▶ **Task prompt**: Locate the lines of the listing below that hold "پرداخت", then copy each of them.

▶ **Available records**:
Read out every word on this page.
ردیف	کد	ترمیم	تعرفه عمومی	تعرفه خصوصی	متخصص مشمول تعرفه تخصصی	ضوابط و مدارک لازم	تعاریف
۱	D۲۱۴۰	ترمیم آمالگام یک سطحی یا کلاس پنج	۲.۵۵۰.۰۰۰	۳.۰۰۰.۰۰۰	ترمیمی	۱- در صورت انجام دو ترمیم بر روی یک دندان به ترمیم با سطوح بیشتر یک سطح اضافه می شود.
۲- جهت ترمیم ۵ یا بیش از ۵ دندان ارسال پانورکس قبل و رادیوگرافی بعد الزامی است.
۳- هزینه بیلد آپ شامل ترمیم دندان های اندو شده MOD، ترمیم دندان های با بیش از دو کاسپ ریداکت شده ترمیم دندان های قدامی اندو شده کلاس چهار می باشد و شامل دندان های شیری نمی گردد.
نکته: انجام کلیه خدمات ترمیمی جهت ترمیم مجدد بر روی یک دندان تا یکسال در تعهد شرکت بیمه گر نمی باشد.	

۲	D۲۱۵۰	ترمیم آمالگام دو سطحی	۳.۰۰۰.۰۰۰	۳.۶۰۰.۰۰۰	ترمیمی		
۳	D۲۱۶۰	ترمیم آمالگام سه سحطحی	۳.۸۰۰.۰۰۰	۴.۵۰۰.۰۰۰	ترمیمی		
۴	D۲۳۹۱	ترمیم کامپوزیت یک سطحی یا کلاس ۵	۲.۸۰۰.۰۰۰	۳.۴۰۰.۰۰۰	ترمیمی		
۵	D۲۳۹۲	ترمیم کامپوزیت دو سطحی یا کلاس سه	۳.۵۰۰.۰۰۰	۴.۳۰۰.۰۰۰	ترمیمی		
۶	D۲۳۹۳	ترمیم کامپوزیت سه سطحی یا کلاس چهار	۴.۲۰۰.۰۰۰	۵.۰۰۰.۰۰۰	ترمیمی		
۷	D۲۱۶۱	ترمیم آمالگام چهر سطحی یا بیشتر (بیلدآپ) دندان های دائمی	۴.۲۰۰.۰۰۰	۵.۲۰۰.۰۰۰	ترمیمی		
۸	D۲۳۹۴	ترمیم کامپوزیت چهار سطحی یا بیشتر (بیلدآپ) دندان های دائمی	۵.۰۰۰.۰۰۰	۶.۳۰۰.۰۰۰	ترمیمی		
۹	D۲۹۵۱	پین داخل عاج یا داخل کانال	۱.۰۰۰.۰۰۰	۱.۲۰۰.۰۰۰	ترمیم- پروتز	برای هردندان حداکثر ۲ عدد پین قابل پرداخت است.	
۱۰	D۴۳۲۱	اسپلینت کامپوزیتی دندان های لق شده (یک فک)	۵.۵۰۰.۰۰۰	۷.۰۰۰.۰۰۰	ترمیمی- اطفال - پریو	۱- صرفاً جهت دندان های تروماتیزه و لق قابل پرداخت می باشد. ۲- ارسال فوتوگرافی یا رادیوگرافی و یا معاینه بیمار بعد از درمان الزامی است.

▶ **Answer to this problem**:
۹	D۲۹۵۱	پین داخل عاج یا داخل کانال	۱.۰۰۰.۰۰۰	۱.۲۰۰.۰۰۰	ترمیم- پروتز	برای هردندان حداکثر ۲ عدد پین قابل پرداخت است.	
۱۰	D۴۳۲۱	اسپلینت کامپوزیتی دندان های لق شده (یک فک)	۵.۵۰۰.۰۰۰	۷.۰۰۰.۰۰۰	ترمیمی- اطفال - پریو	۱- صرفاً جهت دندان های تروماتیزه و لق قابل پرداخت می باشد. ۲- ارسال فوتوگرافی یا رادیوگرافی و یا معاینه بیمار بعد از درمان الزامی است.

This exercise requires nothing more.